Exercise goal.
Your task is to reproduce the material exactly.

Records shown.
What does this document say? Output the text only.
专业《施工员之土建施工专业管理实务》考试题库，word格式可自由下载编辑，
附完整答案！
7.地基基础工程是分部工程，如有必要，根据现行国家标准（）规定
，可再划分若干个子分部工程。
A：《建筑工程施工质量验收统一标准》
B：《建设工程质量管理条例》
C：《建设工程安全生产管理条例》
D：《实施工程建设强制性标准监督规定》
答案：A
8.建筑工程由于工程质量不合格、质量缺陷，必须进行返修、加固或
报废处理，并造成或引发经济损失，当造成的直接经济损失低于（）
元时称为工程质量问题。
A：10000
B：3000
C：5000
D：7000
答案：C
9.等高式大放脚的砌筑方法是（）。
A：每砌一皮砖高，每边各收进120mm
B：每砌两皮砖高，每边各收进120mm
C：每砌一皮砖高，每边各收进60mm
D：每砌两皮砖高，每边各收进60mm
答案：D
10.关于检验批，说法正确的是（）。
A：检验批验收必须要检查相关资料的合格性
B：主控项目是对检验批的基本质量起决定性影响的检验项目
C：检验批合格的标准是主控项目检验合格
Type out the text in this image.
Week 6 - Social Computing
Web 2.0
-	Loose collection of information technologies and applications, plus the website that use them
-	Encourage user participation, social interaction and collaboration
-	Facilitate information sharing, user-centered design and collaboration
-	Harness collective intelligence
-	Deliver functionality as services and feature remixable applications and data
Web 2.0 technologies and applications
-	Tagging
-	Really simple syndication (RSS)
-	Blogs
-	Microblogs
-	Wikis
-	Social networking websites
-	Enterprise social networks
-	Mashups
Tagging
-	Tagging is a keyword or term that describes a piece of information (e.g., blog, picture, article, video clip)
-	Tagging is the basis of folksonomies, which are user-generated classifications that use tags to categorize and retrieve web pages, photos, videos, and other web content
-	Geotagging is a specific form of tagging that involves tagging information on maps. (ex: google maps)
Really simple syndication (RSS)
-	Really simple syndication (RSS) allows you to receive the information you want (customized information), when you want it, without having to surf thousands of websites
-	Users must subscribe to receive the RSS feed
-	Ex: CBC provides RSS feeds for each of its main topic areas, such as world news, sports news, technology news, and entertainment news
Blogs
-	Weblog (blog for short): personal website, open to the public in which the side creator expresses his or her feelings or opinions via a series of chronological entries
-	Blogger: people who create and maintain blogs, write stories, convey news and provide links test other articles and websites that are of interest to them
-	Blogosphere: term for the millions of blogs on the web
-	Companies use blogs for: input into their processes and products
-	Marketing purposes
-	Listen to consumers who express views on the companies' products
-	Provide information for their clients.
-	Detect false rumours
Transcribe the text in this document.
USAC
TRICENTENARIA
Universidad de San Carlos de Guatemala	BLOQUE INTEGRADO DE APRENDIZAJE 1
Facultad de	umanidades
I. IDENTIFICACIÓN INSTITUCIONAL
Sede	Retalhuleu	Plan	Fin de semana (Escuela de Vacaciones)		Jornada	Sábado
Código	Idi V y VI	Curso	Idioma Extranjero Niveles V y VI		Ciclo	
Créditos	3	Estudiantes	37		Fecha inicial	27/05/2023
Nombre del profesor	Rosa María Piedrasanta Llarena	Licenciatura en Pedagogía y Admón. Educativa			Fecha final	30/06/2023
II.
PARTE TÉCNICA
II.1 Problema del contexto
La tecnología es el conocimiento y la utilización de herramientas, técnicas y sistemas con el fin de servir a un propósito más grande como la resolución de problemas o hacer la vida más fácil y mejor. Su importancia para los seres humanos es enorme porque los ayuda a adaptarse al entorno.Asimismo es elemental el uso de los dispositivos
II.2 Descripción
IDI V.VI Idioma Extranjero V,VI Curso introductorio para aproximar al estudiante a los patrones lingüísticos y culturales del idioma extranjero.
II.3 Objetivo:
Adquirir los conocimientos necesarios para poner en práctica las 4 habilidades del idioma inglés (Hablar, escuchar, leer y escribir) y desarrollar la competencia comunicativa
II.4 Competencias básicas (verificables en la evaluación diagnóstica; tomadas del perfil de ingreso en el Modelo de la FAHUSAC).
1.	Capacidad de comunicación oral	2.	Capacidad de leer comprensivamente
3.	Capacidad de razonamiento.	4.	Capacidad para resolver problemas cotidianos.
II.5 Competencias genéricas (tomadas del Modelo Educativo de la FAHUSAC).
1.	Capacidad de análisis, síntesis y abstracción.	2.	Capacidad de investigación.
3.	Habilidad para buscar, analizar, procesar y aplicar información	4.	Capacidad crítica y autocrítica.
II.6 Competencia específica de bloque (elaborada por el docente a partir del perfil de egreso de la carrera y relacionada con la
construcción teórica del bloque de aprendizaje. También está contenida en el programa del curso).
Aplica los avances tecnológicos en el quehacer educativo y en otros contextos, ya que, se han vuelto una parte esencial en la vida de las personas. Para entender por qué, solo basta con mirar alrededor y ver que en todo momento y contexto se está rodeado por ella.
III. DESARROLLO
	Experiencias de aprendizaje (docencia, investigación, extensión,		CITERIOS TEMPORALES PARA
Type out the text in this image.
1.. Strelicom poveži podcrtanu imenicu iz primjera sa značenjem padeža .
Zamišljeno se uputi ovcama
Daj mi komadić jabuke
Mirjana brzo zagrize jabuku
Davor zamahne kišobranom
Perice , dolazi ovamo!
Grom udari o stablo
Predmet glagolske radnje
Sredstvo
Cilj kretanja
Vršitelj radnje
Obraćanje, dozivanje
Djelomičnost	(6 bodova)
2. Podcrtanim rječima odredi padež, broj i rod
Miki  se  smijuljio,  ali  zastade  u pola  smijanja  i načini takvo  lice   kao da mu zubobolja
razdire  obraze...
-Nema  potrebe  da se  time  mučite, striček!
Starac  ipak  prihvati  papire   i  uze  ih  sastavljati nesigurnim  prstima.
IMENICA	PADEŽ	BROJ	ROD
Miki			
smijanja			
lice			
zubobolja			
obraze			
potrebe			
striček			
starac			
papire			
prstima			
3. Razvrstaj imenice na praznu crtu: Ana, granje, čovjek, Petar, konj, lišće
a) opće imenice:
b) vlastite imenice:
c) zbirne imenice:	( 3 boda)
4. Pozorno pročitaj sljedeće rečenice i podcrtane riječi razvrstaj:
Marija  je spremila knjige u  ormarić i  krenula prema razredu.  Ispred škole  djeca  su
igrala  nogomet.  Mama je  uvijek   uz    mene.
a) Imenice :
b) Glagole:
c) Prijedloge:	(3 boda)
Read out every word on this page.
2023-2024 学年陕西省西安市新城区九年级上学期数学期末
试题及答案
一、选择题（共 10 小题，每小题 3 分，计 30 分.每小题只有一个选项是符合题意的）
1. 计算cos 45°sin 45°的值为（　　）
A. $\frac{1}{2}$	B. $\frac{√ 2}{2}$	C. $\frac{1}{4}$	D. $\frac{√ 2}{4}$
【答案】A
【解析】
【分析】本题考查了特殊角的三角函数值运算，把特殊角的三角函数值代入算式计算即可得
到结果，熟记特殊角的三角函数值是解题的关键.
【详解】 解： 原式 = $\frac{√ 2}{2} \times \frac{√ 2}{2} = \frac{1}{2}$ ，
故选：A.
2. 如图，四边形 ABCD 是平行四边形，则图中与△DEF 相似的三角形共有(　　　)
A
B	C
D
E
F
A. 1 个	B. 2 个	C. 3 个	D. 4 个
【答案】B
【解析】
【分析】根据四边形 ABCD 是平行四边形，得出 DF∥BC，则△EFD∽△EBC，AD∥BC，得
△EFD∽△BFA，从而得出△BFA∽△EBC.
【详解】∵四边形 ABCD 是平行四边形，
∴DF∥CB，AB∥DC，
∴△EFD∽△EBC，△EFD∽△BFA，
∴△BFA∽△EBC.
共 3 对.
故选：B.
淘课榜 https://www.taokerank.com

Response.
What does this document say? Output the text only.
专业《施工员之土建施工专业管理实务》考试题库，word格式可自由下载编辑，
附完整答案！
7.地基基础工程是分部工程，如有必要，根据现行国家标准（）规定
，可再划分若干个子分部工程。
A：《建筑工程施工质量验收统一标准》
B：《建设工程质量管理条例》
C：《建设工程安全生产管理条例》
D：《实施工程建设强制性标准监督规定》
答案：A
8.建筑工程由于工程质量不合格、质量缺陷，必须进行返修、加固或
报废处理，并造成或引发经济损失，当造成的直接经济损失低于（）
元时称为工程质量问题。
A：10000
B：3000
C：5000
D：7000
答案：C
9.等高式大放脚的砌筑方法是（）。
A：每砌一皮砖高，每边各收进120mm
B：每砌两皮砖高，每边各收进120mm
C：每砌一皮砖高，每边各收进60mm
D：每砌两皮砖高，每边各收进60mm
答案：D
10.关于检验批，说法正确的是（）。
A：检验批验收必须要检查相关资料的合格性
B：主控项目是对检验批的基本质量起决定性影响的检验项目
C：检验批合格的标准是主控项目检验合格
Type out the text in this image.
Week 6 - Social Computing
Web 2.0
-	Loose collection of information technologies and applications, plus the website that use them
-	Encourage user participation, social interaction and collaboration
-	Facilitate information sharing, user-centered design and collaboration
-	Harness collective intelligence
-	Deliver functionality as services and feature remixable applications and data
Web 2.0 technologies and applications
-	Tagging
-	Really simple syndication (RSS)
-	Blogs
-	Microblogs
-	Wikis
-	Social networking websites
-	Enterprise social networks
-	Mashups
Tagging
-	Tagging is a keyword or term that describes a piece of information (e.g., blog, picture, article, video clip)
-	Tagging is the basis of folksonomies, which are user-generated classifications that use tags to categorize and retrieve web pages, photos, videos, and other web content
-	Geotagging is a specific form of tagging that involves tagging information on maps. (ex: google maps)
Really simple syndication (RSS)
-	Really simple syndication (RSS) allows you to receive the information you want (customized information), when you want it, without having to surf thousands of websites
-	Users must subscribe to receive the RSS feed
-	Ex: CBC provides RSS feeds for each of its main topic areas, such as world news, sports news, technology news, and entertainment news
Blogs
-	Weblog (blog for short): personal website, open to the public in which the side creator expresses his or her feelings or opinions via a series of chronological entries
-	Blogger: people who create and maintain blogs, write stories, convey news and provide links test other articles and websites that are of interest to them
-	Blogosphere: term for the millions of blogs on the web
-	Companies use blogs for: input into their processes and products
-	Marketing purposes
-	Listen to consumers who express views on the companies' products
-	Provide information for their clients.
-	Detect false rumours
Transcribe the text in this document.
USAC
TRICENTENARIA
Universidad de San Carlos de Guatemala	BLOQUE INTEGRADO DE APRENDIZAJE 1
Facultad de	umanidades
I. IDENTIFICACIÓN INSTITUCIONAL
Sede	Retalhuleu	Plan	Fin de semana (Escuela de Vacaciones)		Jornada	Sábado
Código	Idi V y VI	Curso	Idioma Extranjero Niveles V y VI		Ciclo	
Créditos	3	Estudiantes	37		Fecha inicial	27/05/2023
Nombre del profesor	Rosa María Piedrasanta Llarena	Licenciatura en Pedagogía y Admón. Educativa			Fecha final	30/06/2023
II.
PARTE TÉCNICA
II.1 Problema del contexto
La tecnología es el conocimiento y la utilización de herramientas, técnicas y sistemas con el fin de servir a un propósito más grande como la resolución de problemas o hacer la vida más fácil y mejor. Su importancia para los seres humanos es enorme porque los ayuda a adaptarse al entorno.Asimismo es elemental el uso de los dispositivos
II.2 Descripción
IDI V.VI Idioma Extranjero V,VI Curso introductorio para aproximar al estudiante a los patrones lingüísticos y culturales del idioma extranjero.
II.3 Objetivo:
Adquirir los conocimientos necesarios para poner en práctica las 4 habilidades del idioma inglés (Hablar, escuchar, leer y escribir) y desarrollar la competencia comunicativa
II.4 Competencias básicas (verificables en la evaluación diagnóstica; tomadas del perfil de ingreso en el Modelo de la FAHUSAC).
1.	Capacidad de comunicación oral	2.	Capacidad de leer comprensivamente
3.	Capacidad de razonamiento.	4.	Capacidad para resolver problemas cotidianos.
II.5 Competencias genéricas (tomadas del Modelo Educativo de la FAHUSAC).
1.	Capacidad de análisis, síntesis y abstracción.	2.	Capacidad de investigación.
3.	Habilidad para buscar, analizar, procesar y aplicar información	4.	Capacidad crítica y autocrítica.
II.6 Competencia específica de bloque (elaborada por el docente a partir del perfil de egreso de la carrera y relacionada con la
construcción teórica del bloque de aprendizaje. También está contenida en el programa del curso).
Aplica los avances tecnológicos en el quehacer educativo y en otros contextos, ya que, se han vuelto una parte esencial en la vida de las personas. Para entender por qué, solo basta con mirar alrededor y ver que en todo momento y contexto se está rodeado por ella.
III. DESARROLLO
	Experiencias de aprendizaje (docencia, investigación, extensión,		CITERIOS TEMPORALES PARA
Type out the text in this image.
1.. Strelicom poveži podcrtanu imenicu iz primjera sa značenjem padeža .
Zamišljeno se uputi ovcama
Daj mi komadić jabuke
Mirjana brzo zagrize jabuku
Davor zamahne kišobranom
Perice , dolazi ovamo!
Grom udari o stablo
Predmet glagolske radnje
Sredstvo
Cilj kretanja
Vršitelj radnje
Obraćanje, dozivanje
Djelomičnost	(6 bodova)
2. Podcrtanim rječima odredi padež, broj i rod
Miki  se  smijuljio,  ali  zastade  u pola  smijanja  i načini takvo  lice   kao da mu zubobolja
razdire  obraze...
-Nema  potrebe  da se  time  mučite, striček!
Starac  ipak  prihvati  papire   i  uze  ih  sastavljati nesigurnim  prstima.
IMENICA	PADEŽ	BROJ	ROD
Miki			
smijanja			
lice			
zubobolja			
obraze			
potrebe			
striček			
starac			
papire			
prstima			
3. Razvrstaj imenice na praznu crtu: Ana, granje, čovjek, Petar, konj, lišće
a) opće imenice:
b) vlastite imenice:
c) zbirne imenice:	( 3 boda)
4. Pozorno pročitaj sljedeće rečenice i podcrtane riječi razvrstaj:
Marija  je spremila knjige u  ormarić i  krenula prema razredu.  Ispred škole  djeca  su
igrala  nogomet.  Mama je  uvijek   uz    mene.
a) Imenice :
b) Glagole:
c) Prijedloge:	(3 boda)
Read out every word on this page.
2023-2024 学年陕西省西安市新城区九年级上学期数学期末
试题及答案
一、选择题（共 10 小题，每小题 3 分，计 30 分.每小题只有一个选项是符合题意的）
1. 计算cos 45°sin 45°的值为（　　）
A. $\frac{1}{2}$	B. $\frac{√ 2}{2}$	C. $\frac{1}{4}$	D. $\frac{√ 2}{4}$
【答案】A
【解析】
【分析】本题考查了特殊角的三角函数值运算，把特殊角的三角函数值代入算式计算即可得
到结果，熟记特殊角的三角函数值是解题的关键.
【详解】 解： 原式 = $\frac{√ 2}{2} \times \frac{√ 2}{2} = \frac{1}{2}$ ，
故选：A.
2. 如图，四边形 ABCD 是平行四边形，则图中与△DEF 相似的三角形共有(　　　)
A
B	C
D
E
F
A. 1 个	B. 2 个	C. 3 个	D. 4 个
【答案】B
【解析】
【分析】根据四边形 ABCD 是平行四边形，得出 DF∥BC，则△EFD∽△EBC，AD∥BC，得
△EFD∽△BFA，从而得出△BFA∽△EBC.
【详解】∵四边形 ABCD 是平行四边形，
∴DF∥CB，AB∥DC，
∴△EFD∽△EBC，△EFD∽△BFA，
∴△BFA∽△EBC.
共 3 对.
故选：B.
淘课榜 https://www.taokerank.com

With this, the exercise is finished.